Exclude all pictures, then copy each of the records exactly as written.

── Provided entries

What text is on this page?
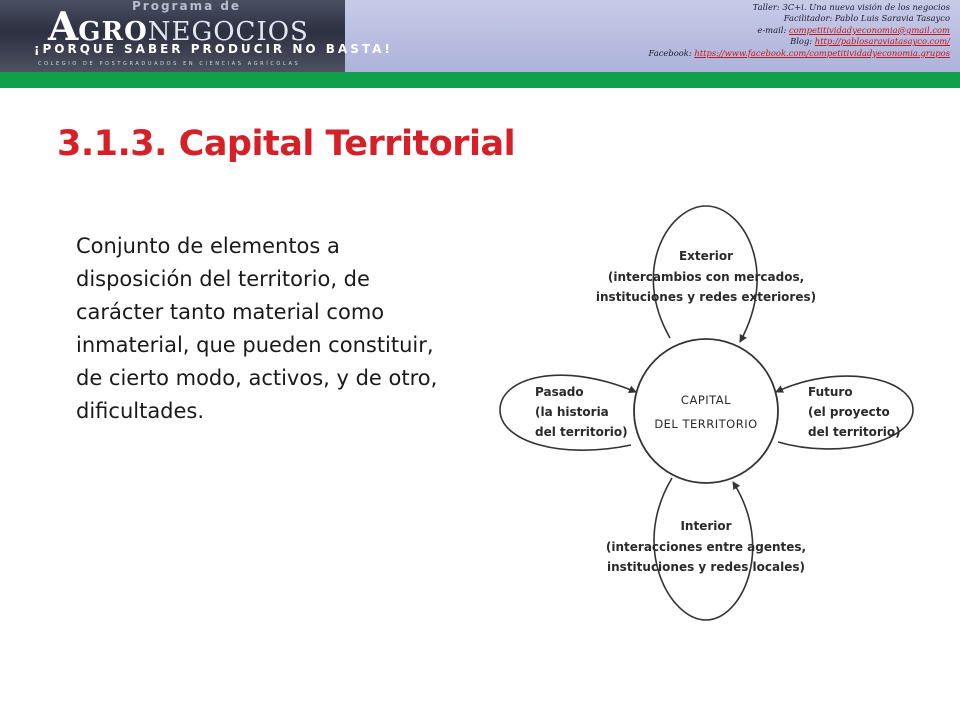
Programa de
AGRONEGOCIOS
¡PORQUE SABER PRODUCIR NO BASTA!
COLEGIO DE POSTGRADUADOS EN CIENCIAS AGRÍCOLAS
Taller: 3C+i. Una nueva visión de los negocios
Facilitador: Pablo Luis Saravia Tasayco
e-mail: competitividadyeconomia@gmail.com
Blog: http://pablosaraviatasayco.com/
Facebook: https://www.facebook.com/competitividadyeconomia.grupos
3.1.3. Capital Territorial
Conjunto de elementos a disposición del territorio, de carácter tanto material como inmaterial, que pueden constituir, de cierto modo, activos, y de otro, dificultades.	CAPITAL
DEL TERRITORIO
Exterior
(intercambios con mercados,
instituciones y redes exteriores)
Pasado
(la historia
del territorio)
Futuro
(el proyecto
del territorio)
Interior
(interacciones entre agentes,
instituciones y redes locales)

────

- Full response:
What text is on this page?
Programa de
AGRONEGOCIOS
¡PORQUE SABER PRODUCIR NO BASTA!
COLEGIO DE POSTGRADUADOS EN CIENCIAS AGRÍCOLAS
Taller: 3C+i. Una nueva visión de los negocios
Facilitador: Pablo Luis Saravia Tasayco
e-mail: competitividadyeconomia@gmail.com
Blog: http://pablosaraviatasayco.com/
Facebook: https://www.facebook.com/competitividadyeconomia.grupos
3.1.3. Capital Territorial
Conjunto de elementos a disposición del territorio, de carácter tanto material como inmaterial, que pueden constituir, de cierto modo, activos, y de otro, dificultades.	CAPITAL
DEL TERRITORIO
Exterior
(intercambios con mercados,
instituciones y redes exteriores)
Pasado
(la historia
del territorio)
Futuro
(el proyecto
del territorio)
Interior
(interacciones entre agentes,
instituciones y redes locales)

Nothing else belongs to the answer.